What to work on -
Lines that hold the word "وسلم" should be located and copied.
··· Task material
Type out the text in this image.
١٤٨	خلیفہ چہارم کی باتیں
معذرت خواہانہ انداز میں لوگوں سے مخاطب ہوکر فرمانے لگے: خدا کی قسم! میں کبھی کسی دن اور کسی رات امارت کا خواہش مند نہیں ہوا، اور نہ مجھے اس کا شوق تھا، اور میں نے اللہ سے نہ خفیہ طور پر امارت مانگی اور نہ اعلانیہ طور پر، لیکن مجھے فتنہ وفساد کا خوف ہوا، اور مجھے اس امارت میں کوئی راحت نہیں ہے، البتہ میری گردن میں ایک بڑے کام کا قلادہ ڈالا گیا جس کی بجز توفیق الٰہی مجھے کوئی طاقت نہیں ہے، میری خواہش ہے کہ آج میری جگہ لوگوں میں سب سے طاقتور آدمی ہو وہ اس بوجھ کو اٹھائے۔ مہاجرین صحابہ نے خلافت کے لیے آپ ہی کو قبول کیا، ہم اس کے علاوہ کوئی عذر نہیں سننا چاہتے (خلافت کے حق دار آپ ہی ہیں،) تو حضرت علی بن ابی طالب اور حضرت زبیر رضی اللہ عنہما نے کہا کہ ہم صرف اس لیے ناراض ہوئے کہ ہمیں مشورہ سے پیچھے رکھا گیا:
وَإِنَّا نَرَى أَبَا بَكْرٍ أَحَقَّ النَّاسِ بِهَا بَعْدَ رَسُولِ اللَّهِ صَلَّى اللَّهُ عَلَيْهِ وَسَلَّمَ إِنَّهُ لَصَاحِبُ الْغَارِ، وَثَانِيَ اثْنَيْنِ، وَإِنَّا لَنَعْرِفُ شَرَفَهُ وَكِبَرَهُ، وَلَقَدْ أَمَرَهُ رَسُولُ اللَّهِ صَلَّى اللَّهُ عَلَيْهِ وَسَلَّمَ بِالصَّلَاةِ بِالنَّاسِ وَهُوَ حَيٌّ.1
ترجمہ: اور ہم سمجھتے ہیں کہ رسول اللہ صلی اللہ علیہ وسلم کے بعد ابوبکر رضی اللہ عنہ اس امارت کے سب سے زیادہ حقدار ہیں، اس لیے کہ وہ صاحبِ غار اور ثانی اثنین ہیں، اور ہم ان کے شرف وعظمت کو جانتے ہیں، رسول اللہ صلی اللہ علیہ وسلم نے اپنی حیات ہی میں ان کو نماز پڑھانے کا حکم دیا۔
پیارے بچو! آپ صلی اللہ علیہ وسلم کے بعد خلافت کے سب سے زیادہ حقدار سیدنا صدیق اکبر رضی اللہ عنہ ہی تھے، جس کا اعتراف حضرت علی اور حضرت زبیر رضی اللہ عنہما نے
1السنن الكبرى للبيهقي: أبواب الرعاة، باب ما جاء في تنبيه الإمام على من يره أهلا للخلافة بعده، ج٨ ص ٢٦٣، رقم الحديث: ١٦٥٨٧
······
Written reply -
ترجمہ: اور ہم سمجھتے ہیں کہ رسول اللہ صلی اللہ علیہ وسلم کے بعد ابوبکر رضی اللہ عنہ اس امارت کے سب سے زیادہ حقدار ہیں، اس لیے کہ وہ صاحبِ غار اور ثانی اثنین ہیں، اور ہم ان کے شرف وعظمت کو جانتے ہیں، رسول اللہ صلی اللہ علیہ وسلم نے اپنی حیات ہی میں ان کو نماز پڑھانے کا حکم دیا۔
پیارے بچو! آپ صلی اللہ علیہ وسلم کے بعد خلافت کے سب سے زیادہ حقدار سیدنا صدیق اکبر رضی اللہ عنہ ہی تھے، جس کا اعتراف حضرت علی اور حضرت زبیر رضی اللہ عنہما نے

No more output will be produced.